— START EXTRACTED RECORDS —

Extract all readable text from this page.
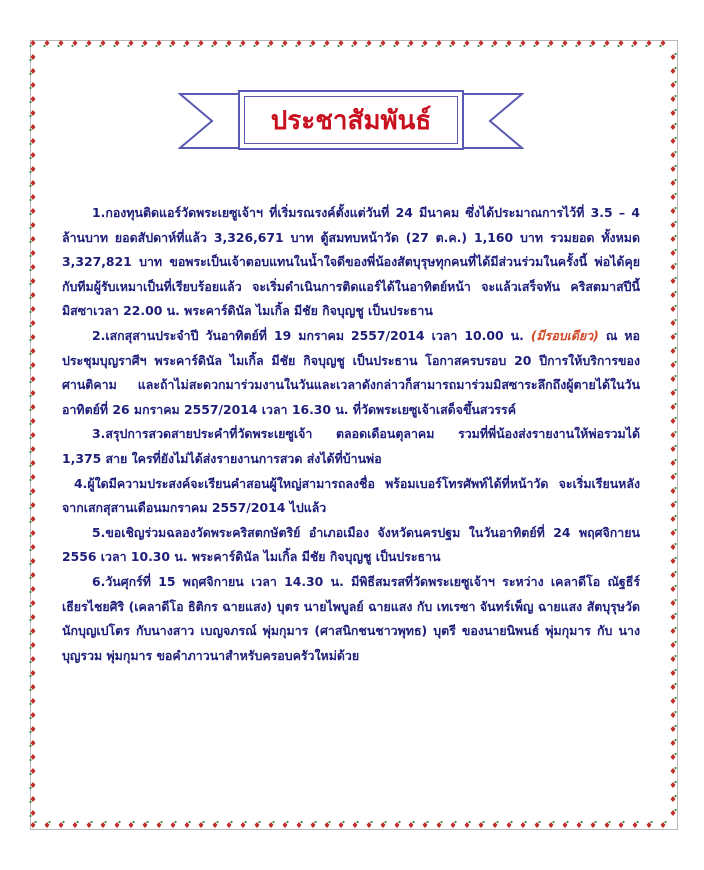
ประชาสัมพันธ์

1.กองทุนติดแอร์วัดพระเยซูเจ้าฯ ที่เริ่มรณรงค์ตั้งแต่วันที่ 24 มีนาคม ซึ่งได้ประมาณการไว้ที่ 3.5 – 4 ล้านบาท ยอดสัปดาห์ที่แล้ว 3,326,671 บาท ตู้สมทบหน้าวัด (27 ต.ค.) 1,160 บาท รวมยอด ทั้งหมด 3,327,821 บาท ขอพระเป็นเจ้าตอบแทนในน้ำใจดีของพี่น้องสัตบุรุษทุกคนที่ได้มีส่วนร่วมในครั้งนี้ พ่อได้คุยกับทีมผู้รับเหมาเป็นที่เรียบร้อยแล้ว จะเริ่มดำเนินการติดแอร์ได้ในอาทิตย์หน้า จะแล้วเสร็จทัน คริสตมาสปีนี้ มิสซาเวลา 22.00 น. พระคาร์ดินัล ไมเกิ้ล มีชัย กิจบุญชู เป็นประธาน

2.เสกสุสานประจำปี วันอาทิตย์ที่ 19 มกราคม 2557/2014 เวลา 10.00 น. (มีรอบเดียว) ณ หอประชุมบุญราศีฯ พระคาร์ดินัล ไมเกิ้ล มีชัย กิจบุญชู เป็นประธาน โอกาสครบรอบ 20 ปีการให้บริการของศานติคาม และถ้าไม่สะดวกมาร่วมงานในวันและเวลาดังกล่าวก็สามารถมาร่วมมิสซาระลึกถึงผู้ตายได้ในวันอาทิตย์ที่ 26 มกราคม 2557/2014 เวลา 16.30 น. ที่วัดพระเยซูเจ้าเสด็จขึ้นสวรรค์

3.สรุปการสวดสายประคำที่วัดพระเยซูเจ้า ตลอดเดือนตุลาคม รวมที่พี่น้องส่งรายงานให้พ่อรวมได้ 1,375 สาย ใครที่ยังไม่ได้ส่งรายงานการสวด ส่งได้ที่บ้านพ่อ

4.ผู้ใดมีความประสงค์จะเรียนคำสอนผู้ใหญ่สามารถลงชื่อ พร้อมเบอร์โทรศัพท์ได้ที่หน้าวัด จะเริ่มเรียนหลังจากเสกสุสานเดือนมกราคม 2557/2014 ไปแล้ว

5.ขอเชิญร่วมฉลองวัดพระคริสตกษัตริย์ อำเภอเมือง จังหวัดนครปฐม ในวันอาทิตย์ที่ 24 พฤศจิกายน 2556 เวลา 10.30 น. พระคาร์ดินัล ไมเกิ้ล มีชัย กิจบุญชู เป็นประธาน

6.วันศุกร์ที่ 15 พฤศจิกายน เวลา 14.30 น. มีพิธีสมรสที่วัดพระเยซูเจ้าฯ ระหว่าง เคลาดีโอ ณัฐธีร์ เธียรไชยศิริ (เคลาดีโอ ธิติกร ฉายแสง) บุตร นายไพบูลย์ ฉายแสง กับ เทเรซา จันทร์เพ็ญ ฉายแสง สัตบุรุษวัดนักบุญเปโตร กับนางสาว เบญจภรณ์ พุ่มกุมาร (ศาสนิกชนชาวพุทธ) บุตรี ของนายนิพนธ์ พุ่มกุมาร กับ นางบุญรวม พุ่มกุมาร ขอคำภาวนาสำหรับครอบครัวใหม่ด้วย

— END EXTRACTED RECORDS —

* PROBLEM *
Quote the preceding records in their entirety, excluding every picture.

* ANSWER *
Extract all readable text from this page.
ประชาสัมพันธ์

1.กองทุนติดแอร์วัดพระเยซูเจ้าฯ ที่เริ่มรณรงค์ตั้งแต่วันที่ 24 มีนาคม ซึ่งได้ประมาณการไว้ที่ 3.5 – 4 ล้านบาท ยอดสัปดาห์ที่แล้ว 3,326,671 บาท ตู้สมทบหน้าวัด (27 ต.ค.) 1,160 บาท รวมยอด ทั้งหมด 3,327,821 บาท ขอพระเป็นเจ้าตอบแทนในน้ำใจดีของพี่น้องสัตบุรุษทุกคนที่ได้มีส่วนร่วมในครั้งนี้ พ่อได้คุยกับทีมผู้รับเหมาเป็นที่เรียบร้อยแล้ว จะเริ่มดำเนินการติดแอร์ได้ในอาทิตย์หน้า จะแล้วเสร็จทัน คริสตมาสปีนี้ มิสซาเวลา 22.00 น. พระคาร์ดินัล ไมเกิ้ล มีชัย กิจบุญชู เป็นประธาน

2.เสกสุสานประจำปี วันอาทิตย์ที่ 19 มกราคม 2557/2014 เวลา 10.00 น. (มีรอบเดียว) ณ หอประชุมบุญราศีฯ พระคาร์ดินัล ไมเกิ้ล มีชัย กิจบุญชู เป็นประธาน โอกาสครบรอบ 20 ปีการให้บริการของศานติคาม และถ้าไม่สะดวกมาร่วมงานในวันและเวลาดังกล่าวก็สามารถมาร่วมมิสซาระลึกถึงผู้ตายได้ในวันอาทิตย์ที่ 26 มกราคม 2557/2014 เวลา 16.30 น. ที่วัดพระเยซูเจ้าเสด็จขึ้นสวรรค์

3.สรุปการสวดสายประคำที่วัดพระเยซูเจ้า ตลอดเดือนตุลาคม รวมที่พี่น้องส่งรายงานให้พ่อรวมได้ 1,375 สาย ใครที่ยังไม่ได้ส่งรายงานการสวด ส่งได้ที่บ้านพ่อ

4.ผู้ใดมีความประสงค์จะเรียนคำสอนผู้ใหญ่สามารถลงชื่อ พร้อมเบอร์โทรศัพท์ได้ที่หน้าวัด จะเริ่มเรียนหลังจากเสกสุสานเดือนมกราคม 2557/2014 ไปแล้ว

5.ขอเชิญร่วมฉลองวัดพระคริสตกษัตริย์ อำเภอเมือง จังหวัดนครปฐม ในวันอาทิตย์ที่ 24 พฤศจิกายน 2556 เวลา 10.30 น. พระคาร์ดินัล ไมเกิ้ล มีชัย กิจบุญชู เป็นประธาน

6.วันศุกร์ที่ 15 พฤศจิกายน เวลา 14.30 น. มีพิธีสมรสที่วัดพระเยซูเจ้าฯ ระหว่าง เคลาดีโอ ณัฐธีร์ เธียรไชยศิริ (เคลาดีโอ ธิติกร ฉายแสง) บุตร นายไพบูลย์ ฉายแสง กับ เทเรซา จันทร์เพ็ญ ฉายแสง สัตบุรุษวัดนักบุญเปโตร กับนางสาว เบญจภรณ์ พุ่มกุมาร (ศาสนิกชนชาวพุทธ) บุตรี ของนายนิพนธ์ พุ่มกุมาร กับ นางบุญรวม พุ่มกุมาร ขอคำภาวนาสำหรับครอบครัวใหม่ด้วย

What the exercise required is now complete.